* _SUPPLIED MATERIAL_:
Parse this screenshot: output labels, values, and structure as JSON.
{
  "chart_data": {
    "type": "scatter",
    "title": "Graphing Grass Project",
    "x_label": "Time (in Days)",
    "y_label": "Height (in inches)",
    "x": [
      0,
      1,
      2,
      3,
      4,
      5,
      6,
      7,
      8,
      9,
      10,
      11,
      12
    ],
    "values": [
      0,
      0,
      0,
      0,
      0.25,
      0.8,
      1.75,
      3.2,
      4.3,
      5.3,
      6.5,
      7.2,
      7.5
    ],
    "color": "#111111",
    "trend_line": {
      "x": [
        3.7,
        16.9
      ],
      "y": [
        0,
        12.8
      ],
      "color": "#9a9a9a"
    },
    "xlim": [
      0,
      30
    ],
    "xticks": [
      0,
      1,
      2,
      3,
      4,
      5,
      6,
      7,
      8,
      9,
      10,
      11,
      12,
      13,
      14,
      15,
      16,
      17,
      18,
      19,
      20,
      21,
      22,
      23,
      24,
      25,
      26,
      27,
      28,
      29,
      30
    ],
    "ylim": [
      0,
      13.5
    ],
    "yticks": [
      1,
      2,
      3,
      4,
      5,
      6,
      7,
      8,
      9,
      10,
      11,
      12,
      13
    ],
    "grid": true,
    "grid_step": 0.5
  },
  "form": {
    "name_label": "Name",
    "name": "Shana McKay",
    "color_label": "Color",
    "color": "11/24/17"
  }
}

* _INSTRUCTION_:
Work out how many lines of the data above contain the string "values" and give the number alone.

* _ANSWER FOR THE TASK_:
2